- Goal of the exercise
Exactly repeat the full listing that follows.

━━━━

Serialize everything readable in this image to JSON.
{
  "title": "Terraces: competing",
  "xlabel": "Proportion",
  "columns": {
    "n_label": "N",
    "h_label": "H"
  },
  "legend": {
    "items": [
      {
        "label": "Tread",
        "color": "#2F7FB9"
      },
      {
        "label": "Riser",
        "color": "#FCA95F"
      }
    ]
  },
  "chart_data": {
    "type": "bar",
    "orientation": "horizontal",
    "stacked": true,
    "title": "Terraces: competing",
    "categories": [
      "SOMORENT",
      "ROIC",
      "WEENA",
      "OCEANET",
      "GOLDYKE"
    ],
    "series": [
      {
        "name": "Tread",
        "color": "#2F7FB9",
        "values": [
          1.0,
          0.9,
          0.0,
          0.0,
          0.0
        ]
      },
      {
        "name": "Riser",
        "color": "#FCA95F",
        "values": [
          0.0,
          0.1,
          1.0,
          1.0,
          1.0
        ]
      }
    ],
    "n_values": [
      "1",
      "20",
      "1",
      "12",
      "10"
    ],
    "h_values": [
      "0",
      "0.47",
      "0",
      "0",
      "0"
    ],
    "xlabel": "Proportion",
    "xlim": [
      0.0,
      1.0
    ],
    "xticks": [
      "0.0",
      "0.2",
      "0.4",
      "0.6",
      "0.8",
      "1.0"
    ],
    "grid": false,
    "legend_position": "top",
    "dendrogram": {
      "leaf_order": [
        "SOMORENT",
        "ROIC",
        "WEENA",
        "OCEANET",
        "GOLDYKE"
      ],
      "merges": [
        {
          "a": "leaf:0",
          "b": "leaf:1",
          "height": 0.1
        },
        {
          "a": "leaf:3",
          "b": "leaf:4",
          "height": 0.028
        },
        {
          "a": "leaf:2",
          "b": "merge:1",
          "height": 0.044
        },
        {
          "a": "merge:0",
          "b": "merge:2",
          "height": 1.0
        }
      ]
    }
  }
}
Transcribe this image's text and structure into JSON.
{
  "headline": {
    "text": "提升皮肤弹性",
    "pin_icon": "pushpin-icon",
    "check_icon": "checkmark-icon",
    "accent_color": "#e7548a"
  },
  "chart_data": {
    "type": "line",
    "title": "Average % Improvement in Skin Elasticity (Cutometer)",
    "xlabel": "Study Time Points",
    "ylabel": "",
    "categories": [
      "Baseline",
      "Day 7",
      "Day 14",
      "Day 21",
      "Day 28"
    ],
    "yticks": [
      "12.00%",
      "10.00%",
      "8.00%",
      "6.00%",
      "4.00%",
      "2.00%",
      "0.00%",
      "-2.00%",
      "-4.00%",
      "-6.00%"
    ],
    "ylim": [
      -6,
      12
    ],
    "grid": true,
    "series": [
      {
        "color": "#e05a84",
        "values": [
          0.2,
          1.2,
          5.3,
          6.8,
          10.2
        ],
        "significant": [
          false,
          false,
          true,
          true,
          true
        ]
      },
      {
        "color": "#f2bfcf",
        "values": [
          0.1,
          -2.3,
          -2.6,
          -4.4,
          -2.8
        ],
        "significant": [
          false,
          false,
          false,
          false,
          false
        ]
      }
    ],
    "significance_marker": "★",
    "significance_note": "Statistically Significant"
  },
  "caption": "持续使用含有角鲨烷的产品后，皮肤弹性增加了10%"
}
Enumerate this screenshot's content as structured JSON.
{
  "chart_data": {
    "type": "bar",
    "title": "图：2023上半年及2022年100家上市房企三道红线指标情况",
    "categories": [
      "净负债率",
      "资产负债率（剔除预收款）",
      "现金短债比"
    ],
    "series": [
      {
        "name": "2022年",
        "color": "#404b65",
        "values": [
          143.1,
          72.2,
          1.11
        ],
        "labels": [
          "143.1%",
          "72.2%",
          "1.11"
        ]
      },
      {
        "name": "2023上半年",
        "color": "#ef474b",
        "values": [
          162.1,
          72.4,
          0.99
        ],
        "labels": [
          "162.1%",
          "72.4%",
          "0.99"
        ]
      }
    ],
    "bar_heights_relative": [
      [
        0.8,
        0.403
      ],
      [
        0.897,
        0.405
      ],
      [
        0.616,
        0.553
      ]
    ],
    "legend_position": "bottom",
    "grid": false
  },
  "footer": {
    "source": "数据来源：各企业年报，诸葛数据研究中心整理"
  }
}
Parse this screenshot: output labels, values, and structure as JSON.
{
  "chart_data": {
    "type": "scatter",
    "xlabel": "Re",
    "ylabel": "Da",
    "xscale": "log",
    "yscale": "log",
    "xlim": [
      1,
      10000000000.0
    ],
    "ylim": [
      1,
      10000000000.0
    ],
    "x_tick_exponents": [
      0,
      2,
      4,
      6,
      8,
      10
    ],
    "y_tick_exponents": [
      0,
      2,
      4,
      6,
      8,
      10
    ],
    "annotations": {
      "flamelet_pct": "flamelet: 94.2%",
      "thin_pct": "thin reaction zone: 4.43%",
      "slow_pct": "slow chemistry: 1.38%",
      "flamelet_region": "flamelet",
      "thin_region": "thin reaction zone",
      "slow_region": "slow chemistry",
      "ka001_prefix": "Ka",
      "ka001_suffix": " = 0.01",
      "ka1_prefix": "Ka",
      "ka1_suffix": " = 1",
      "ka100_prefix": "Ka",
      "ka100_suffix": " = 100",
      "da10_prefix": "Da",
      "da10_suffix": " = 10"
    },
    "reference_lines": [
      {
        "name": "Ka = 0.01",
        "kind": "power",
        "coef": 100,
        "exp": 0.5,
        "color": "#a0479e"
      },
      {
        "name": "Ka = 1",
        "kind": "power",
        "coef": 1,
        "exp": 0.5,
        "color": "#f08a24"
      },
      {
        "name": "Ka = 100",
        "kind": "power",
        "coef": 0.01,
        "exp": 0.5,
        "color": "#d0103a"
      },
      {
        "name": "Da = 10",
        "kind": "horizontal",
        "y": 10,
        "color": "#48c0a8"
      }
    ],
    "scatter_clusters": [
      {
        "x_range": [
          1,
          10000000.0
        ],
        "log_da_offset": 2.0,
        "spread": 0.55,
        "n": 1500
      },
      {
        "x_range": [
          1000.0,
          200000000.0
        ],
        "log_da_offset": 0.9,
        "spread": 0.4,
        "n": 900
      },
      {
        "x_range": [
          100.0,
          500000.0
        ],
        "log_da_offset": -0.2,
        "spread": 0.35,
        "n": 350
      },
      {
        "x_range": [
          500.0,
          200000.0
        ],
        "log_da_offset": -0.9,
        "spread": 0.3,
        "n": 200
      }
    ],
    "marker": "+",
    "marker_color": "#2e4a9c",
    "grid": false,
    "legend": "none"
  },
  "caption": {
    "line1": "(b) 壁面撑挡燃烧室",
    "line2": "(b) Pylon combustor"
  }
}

━━━━

- Task output
Serialize everything readable in this image to JSON.
{
  "title": "Terraces: competing",
  "xlabel": "Proportion",
  "columns": {
    "n_label": "N",
    "h_label": "H"
  },
  "legend": {
    "items": [
      {
        "label": "Tread",
        "color": "#2F7FB9"
      },
      {
        "label": "Riser",
        "color": "#FCA95F"
      }
    ]
  },
  "chart_data": {
    "type": "bar",
    "orientation": "horizontal",
    "stacked": true,
    "title": "Terraces: competing",
    "categories": [
      "SOMORENT",
      "ROIC",
      "WEENA",
      "OCEANET",
      "GOLDYKE"
    ],
    "series": [
      {
        "name": "Tread",
        "color": "#2F7FB9",
        "values": [
          1.0,
          0.9,
          0.0,
          0.0,
          0.0
        ]
      },
      {
        "name": "Riser",
        "color": "#FCA95F",
        "values": [
          0.0,
          0.1,
          1.0,
          1.0,
          1.0
        ]
      }
    ],
    "n_values": [
      "1",
      "20",
      "1",
      "12",
      "10"
    ],
    "h_values": [
      "0",
      "0.47",
      "0",
      "0",
      "0"
    ],
    "xlabel": "Proportion",
    "xlim": [
      0.0,
      1.0
    ],
    "xticks": [
      "0.0",
      "0.2",
      "0.4",
      "0.6",
      "0.8",
      "1.0"
    ],
    "grid": false,
    "legend_position": "top",
    "dendrogram": {
      "leaf_order": [
        "SOMORENT",
        "ROIC",
        "WEENA",
        "OCEANET",
        "GOLDYKE"
      ],
      "merges": [
        {
          "a": "leaf:0",
          "b": "leaf:1",
          "height": 0.1
        },
        {
          "a": "leaf:3",
          "b": "leaf:4",
          "height": 0.028
        },
        {
          "a": "leaf:2",
          "b": "merge:1",
          "height": 0.044
        },
        {
          "a": "merge:0",
          "b": "merge:2",
          "height": 1.0
        }
      ]
    }
  }
}
Transcribe this image's text and structure into JSON.
{
  "headline": {
    "text": "提升皮肤弹性",
    "pin_icon": "pushpin-icon",
    "check_icon": "checkmark-icon",
    "accent_color": "#e7548a"
  },
  "chart_data": {
    "type": "line",
    "title": "Average % Improvement in Skin Elasticity (Cutometer)",
    "xlabel": "Study Time Points",
    "ylabel": "",
    "categories": [
      "Baseline",
      "Day 7",
      "Day 14",
      "Day 21",
      "Day 28"
    ],
    "yticks": [
      "12.00%",
      "10.00%",
      "8.00%",
      "6.00%",
      "4.00%",
      "2.00%",
      "0.00%",
      "-2.00%",
      "-4.00%",
      "-6.00%"
    ],
    "ylim": [
      -6,
      12
    ],
    "grid": true,
    "series": [
      {
        "color": "#e05a84",
        "values": [
          0.2,
          1.2,
          5.3,
          6.8,
          10.2
        ],
        "significant": [
          false,
          false,
          true,
          true,
          true
        ]
      },
      {
        "color": "#f2bfcf",
        "values": [
          0.1,
          -2.3,
          -2.6,
          -4.4,
          -2.8
        ],
        "significant": [
          false,
          false,
          false,
          false,
          false
        ]
      }
    ],
    "significance_marker": "★",
    "significance_note": "Statistically Significant"
  },
  "caption": "持续使用含有角鲨烷的产品后，皮肤弹性增加了10%"
}
Enumerate this screenshot's content as structured JSON.
{
  "chart_data": {
    "type": "bar",
    "title": "图：2023上半年及2022年100家上市房企三道红线指标情况",
    "categories": [
      "净负债率",
      "资产负债率（剔除预收款）",
      "现金短债比"
    ],
    "series": [
      {
        "name": "2022年",
        "color": "#404b65",
        "values": [
          143.1,
          72.2,
          1.11
        ],
        "labels": [
          "143.1%",
          "72.2%",
          "1.11"
        ]
      },
      {
        "name": "2023上半年",
        "color": "#ef474b",
        "values": [
          162.1,
          72.4,
          0.99
        ],
        "labels": [
          "162.1%",
          "72.4%",
          "0.99"
        ]
      }
    ],
    "bar_heights_relative": [
      [
        0.8,
        0.403
      ],
      [
        0.897,
        0.405
      ],
      [
        0.616,
        0.553
      ]
    ],
    "legend_position": "bottom",
    "grid": false
  },
  "footer": {
    "source": "数据来源：各企业年报，诸葛数据研究中心整理"
  }
}
Parse this screenshot: output labels, values, and structure as JSON.
{
  "chart_data": {
    "type": "scatter",
    "xlabel": "Re",
    "ylabel": "Da",
    "xscale": "log",
    "yscale": "log",
    "xlim": [
      1,
      10000000000.0
    ],
    "ylim": [
      1,
      10000000000.0
    ],
    "x_tick_exponents": [
      0,
      2,
      4,
      6,
      8,
      10
    ],
    "y_tick_exponents": [
      0,
      2,
      4,
      6,
      8,
      10
    ],
    "annotations": {
      "flamelet_pct": "flamelet: 94.2%",
      "thin_pct": "thin reaction zone: 4.43%",
      "slow_pct": "slow chemistry: 1.38%",
      "flamelet_region": "flamelet",
      "thin_region": "thin reaction zone",
      "slow_region": "slow chemistry",
      "ka001_prefix": "Ka",
      "ka001_suffix": " = 0.01",
      "ka1_prefix": "Ka",
      "ka1_suffix": " = 1",
      "ka100_prefix": "Ka",
      "ka100_suffix": " = 100",
      "da10_prefix": "Da",
      "da10_suffix": " = 10"
    },
    "reference_lines": [
      {
        "name": "Ka = 0.01",
        "kind": "power",
        "coef": 100,
        "exp": 0.5,
        "color": "#a0479e"
      },
      {
        "name": "Ka = 1",
        "kind": "power",
        "coef": 1,
        "exp": 0.5,
        "color": "#f08a24"
      },
      {
        "name": "Ka = 100",
        "kind": "power",
        "coef": 0.01,
        "exp": 0.5,
        "color": "#d0103a"
      },
      {
        "name": "Da = 10",
        "kind": "horizontal",
        "y": 10,
        "color": "#48c0a8"
      }
    ],
    "scatter_clusters": [
      {
        "x_range": [
          1,
          10000000.0
        ],
        "log_da_offset": 2.0,
        "spread": 0.55,
        "n": 1500
      },
      {
        "x_range": [
          1000.0,
          200000000.0
        ],
        "log_da_offset": 0.9,
        "spread": 0.4,
        "n": 900
      },
      {
        "x_range": [
          100.0,
          500000.0
        ],
        "log_da_offset": -0.2,
        "spread": 0.35,
        "n": 350
      },
      {
        "x_range": [
          500.0,
          200000.0
        ],
        "log_da_offset": -0.9,
        "spread": 0.3,
        "n": 200
      }
    ],
    "marker": "+",
    "marker_color": "#2e4a9c",
    "grid": false,
    "legend": "none"
  },
  "caption": {
    "line1": "(b) 壁面撑挡燃烧室",
    "line2": "(b) Pylon combustor"
  }
}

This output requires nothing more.